(Data items)
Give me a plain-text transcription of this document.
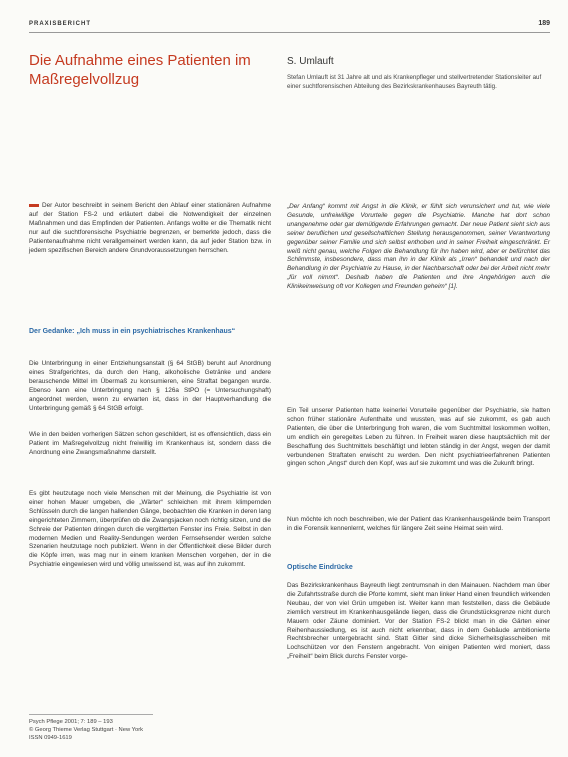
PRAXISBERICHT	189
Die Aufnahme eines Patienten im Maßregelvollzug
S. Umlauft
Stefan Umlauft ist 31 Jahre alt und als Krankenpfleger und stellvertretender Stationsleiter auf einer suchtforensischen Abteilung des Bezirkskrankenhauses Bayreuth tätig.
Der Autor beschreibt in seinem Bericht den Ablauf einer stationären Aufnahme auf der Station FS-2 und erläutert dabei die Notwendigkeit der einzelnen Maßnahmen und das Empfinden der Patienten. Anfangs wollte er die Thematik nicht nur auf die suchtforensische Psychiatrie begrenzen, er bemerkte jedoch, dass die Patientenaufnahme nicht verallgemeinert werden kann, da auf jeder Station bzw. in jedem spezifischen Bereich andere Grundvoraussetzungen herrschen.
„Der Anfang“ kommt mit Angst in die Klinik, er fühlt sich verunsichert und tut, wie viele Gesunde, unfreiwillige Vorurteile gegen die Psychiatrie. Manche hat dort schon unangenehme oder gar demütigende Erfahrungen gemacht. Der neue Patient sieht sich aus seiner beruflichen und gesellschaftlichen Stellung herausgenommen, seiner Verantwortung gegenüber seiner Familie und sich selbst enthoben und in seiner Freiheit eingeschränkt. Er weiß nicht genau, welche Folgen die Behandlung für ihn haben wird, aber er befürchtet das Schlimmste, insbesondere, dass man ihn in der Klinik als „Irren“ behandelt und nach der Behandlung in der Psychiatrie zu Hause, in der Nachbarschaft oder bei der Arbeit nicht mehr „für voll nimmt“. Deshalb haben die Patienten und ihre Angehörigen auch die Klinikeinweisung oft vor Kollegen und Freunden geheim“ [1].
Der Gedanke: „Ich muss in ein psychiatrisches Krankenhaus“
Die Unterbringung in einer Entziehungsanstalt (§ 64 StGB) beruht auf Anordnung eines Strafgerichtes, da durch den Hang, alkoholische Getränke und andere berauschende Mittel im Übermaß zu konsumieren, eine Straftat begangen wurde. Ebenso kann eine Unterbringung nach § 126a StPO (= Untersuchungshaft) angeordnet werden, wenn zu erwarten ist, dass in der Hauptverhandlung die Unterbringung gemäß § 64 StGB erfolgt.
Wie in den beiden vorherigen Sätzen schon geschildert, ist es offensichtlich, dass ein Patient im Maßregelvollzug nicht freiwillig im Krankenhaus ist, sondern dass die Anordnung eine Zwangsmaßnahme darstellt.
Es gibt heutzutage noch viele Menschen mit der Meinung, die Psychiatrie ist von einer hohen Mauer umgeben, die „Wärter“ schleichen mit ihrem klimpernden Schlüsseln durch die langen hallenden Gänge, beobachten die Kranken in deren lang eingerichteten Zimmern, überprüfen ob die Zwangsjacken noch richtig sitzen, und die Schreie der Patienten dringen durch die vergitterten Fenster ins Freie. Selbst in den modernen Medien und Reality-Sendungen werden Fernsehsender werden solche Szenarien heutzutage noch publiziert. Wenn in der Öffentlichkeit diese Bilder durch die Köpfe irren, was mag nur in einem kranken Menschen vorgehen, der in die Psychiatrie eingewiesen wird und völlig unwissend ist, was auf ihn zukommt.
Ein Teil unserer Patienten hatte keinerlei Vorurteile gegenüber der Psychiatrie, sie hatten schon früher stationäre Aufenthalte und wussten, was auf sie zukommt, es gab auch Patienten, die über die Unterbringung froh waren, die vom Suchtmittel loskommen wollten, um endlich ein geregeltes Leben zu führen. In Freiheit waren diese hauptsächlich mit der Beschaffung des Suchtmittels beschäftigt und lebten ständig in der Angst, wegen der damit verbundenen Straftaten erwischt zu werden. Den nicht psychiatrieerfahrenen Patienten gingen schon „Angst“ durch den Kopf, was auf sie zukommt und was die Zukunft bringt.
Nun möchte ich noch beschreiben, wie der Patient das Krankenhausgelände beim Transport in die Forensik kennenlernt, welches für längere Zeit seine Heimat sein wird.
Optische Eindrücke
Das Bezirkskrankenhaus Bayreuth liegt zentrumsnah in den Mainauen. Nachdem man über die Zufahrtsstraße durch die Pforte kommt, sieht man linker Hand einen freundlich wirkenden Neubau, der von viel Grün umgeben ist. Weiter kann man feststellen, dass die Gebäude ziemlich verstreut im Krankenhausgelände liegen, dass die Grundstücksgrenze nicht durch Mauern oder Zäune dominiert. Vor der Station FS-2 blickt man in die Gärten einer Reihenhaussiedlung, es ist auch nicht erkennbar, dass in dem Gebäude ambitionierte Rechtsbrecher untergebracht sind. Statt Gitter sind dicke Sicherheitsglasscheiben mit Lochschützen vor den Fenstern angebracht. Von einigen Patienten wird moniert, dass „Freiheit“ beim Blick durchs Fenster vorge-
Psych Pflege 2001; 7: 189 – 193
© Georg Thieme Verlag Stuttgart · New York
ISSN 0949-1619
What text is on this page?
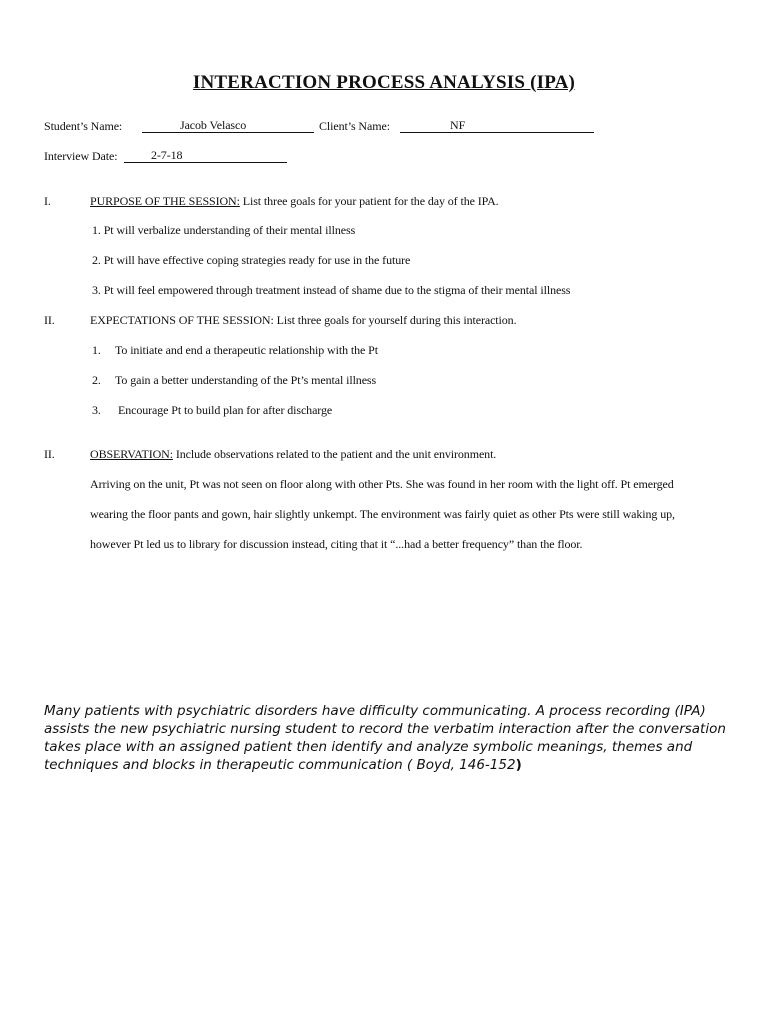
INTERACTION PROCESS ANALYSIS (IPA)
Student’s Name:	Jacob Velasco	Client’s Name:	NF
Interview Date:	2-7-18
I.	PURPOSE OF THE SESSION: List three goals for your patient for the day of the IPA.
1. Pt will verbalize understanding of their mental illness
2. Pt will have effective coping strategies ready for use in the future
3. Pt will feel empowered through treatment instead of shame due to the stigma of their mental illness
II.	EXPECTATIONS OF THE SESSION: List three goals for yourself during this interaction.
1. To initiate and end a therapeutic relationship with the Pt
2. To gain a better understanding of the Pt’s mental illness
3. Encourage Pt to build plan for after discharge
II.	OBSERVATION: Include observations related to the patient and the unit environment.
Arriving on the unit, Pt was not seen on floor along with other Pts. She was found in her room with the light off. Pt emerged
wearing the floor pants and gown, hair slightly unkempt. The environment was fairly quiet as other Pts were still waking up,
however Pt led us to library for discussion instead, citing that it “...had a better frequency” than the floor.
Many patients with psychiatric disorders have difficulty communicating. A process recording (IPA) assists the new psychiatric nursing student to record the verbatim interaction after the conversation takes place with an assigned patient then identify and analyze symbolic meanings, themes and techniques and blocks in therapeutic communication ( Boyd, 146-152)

* What to work on: Please output every entry exactly as written, apart from the pictures.

* Reply to the exercise:
Give me a plain-text transcription of this document.
PRAXISBERICHT	189
Die Aufnahme eines Patienten im Maßregelvollzug
S. Umlauft
Stefan Umlauft ist 31 Jahre alt und als Krankenpfleger und stellvertretender Stationsleiter auf einer suchtforensischen Abteilung des Bezirkskrankenhauses Bayreuth tätig.
Der Autor beschreibt in seinem Bericht den Ablauf einer stationären Aufnahme auf der Station FS-2 und erläutert dabei die Notwendigkeit der einzelnen Maßnahmen und das Empfinden der Patienten. Anfangs wollte er die Thematik nicht nur auf die suchtforensische Psychiatrie begrenzen, er bemerkte jedoch, dass die Patientenaufnahme nicht verallgemeinert werden kann, da auf jeder Station bzw. in jedem spezifischen Bereich andere Grundvoraussetzungen herrschen.
„Der Anfang“ kommt mit Angst in die Klinik, er fühlt sich verunsichert und tut, wie viele Gesunde, unfreiwillige Vorurteile gegen die Psychiatrie. Manche hat dort schon unangenehme oder gar demütigende Erfahrungen gemacht. Der neue Patient sieht sich aus seiner beruflichen und gesellschaftlichen Stellung herausgenommen, seiner Verantwortung gegenüber seiner Familie und sich selbst enthoben und in seiner Freiheit eingeschränkt. Er weiß nicht genau, welche Folgen die Behandlung für ihn haben wird, aber er befürchtet das Schlimmste, insbesondere, dass man ihn in der Klinik als „Irren“ behandelt und nach der Behandlung in der Psychiatrie zu Hause, in der Nachbarschaft oder bei der Arbeit nicht mehr „für voll nimmt“. Deshalb haben die Patienten und ihre Angehörigen auch die Klinikeinweisung oft vor Kollegen und Freunden geheim“ [1].
Der Gedanke: „Ich muss in ein psychiatrisches Krankenhaus“
Die Unterbringung in einer Entziehungsanstalt (§ 64 StGB) beruht auf Anordnung eines Strafgerichtes, da durch den Hang, alkoholische Getränke und andere berauschende Mittel im Übermaß zu konsumieren, eine Straftat begangen wurde. Ebenso kann eine Unterbringung nach § 126a StPO (= Untersuchungshaft) angeordnet werden, wenn zu erwarten ist, dass in der Hauptverhandlung die Unterbringung gemäß § 64 StGB erfolgt.
Wie in den beiden vorherigen Sätzen schon geschildert, ist es offensichtlich, dass ein Patient im Maßregelvollzug nicht freiwillig im Krankenhaus ist, sondern dass die Anordnung eine Zwangsmaßnahme darstellt.
Es gibt heutzutage noch viele Menschen mit der Meinung, die Psychiatrie ist von einer hohen Mauer umgeben, die „Wärter“ schleichen mit ihrem klimpernden Schlüsseln durch die langen hallenden Gänge, beobachten die Kranken in deren lang eingerichteten Zimmern, überprüfen ob die Zwangsjacken noch richtig sitzen, und die Schreie der Patienten dringen durch die vergitterten Fenster ins Freie. Selbst in den modernen Medien und Reality-Sendungen werden Fernsehsender werden solche Szenarien heutzutage noch publiziert. Wenn in der Öffentlichkeit diese Bilder durch die Köpfe irren, was mag nur in einem kranken Menschen vorgehen, der in die Psychiatrie eingewiesen wird und völlig unwissend ist, was auf ihn zukommt.
Ein Teil unserer Patienten hatte keinerlei Vorurteile gegenüber der Psychiatrie, sie hatten schon früher stationäre Aufenthalte und wussten, was auf sie zukommt, es gab auch Patienten, die über die Unterbringung froh waren, die vom Suchtmittel loskommen wollten, um endlich ein geregeltes Leben zu führen. In Freiheit waren diese hauptsächlich mit der Beschaffung des Suchtmittels beschäftigt und lebten ständig in der Angst, wegen der damit verbundenen Straftaten erwischt zu werden. Den nicht psychiatrieerfahrenen Patienten gingen schon „Angst“ durch den Kopf, was auf sie zukommt und was die Zukunft bringt.
Nun möchte ich noch beschreiben, wie der Patient das Krankenhausgelände beim Transport in die Forensik kennenlernt, welches für längere Zeit seine Heimat sein wird.
Optische Eindrücke
Das Bezirkskrankenhaus Bayreuth liegt zentrumsnah in den Mainauen. Nachdem man über die Zufahrtsstraße durch die Pforte kommt, sieht man linker Hand einen freundlich wirkenden Neubau, der von viel Grün umgeben ist. Weiter kann man feststellen, dass die Gebäude ziemlich verstreut im Krankenhausgelände liegen, dass die Grundstücksgrenze nicht durch Mauern oder Zäune dominiert. Vor der Station FS-2 blickt man in die Gärten einer Reihenhaussiedlung, es ist auch nicht erkennbar, dass in dem Gebäude ambitionierte Rechtsbrecher untergebracht sind. Statt Gitter sind dicke Sicherheitsglasscheiben mit Lochschützen vor den Fenstern angebracht. Von einigen Patienten wird moniert, dass „Freiheit“ beim Blick durchs Fenster vorge-
Psych Pflege 2001; 7: 189 – 193
© Georg Thieme Verlag Stuttgart · New York
ISSN 0949-1619
What text is on this page?
INTERACTION PROCESS ANALYSIS (IPA)
Student’s Name:	Jacob Velasco	Client’s Name:	NF
Interview Date:	2-7-18
I.	PURPOSE OF THE SESSION: List three goals for your patient for the day of the IPA.
1. Pt will verbalize understanding of their mental illness
2. Pt will have effective coping strategies ready for use in the future
3. Pt will feel empowered through treatment instead of shame due to the stigma of their mental illness
II.	EXPECTATIONS OF THE SESSION: List three goals for yourself during this interaction.
1. To initiate and end a therapeutic relationship with the Pt
2. To gain a better understanding of the Pt’s mental illness
3. Encourage Pt to build plan for after discharge
II.	OBSERVATION: Include observations related to the patient and the unit environment.
Arriving on the unit, Pt was not seen on floor along with other Pts. She was found in her room with the light off. Pt emerged
wearing the floor pants and gown, hair slightly unkempt. The environment was fairly quiet as other Pts were still waking up,
however Pt led us to library for discussion instead, citing that it “...had a better frequency” than the floor.
Many patients with psychiatric disorders have difficulty communicating. A process recording (IPA) assists the new psychiatric nursing student to record the verbatim interaction after the conversation takes place with an assigned patient then identify and analyze symbolic meanings, themes and techniques and blocks in therapeutic communication ( Boyd, 146-152)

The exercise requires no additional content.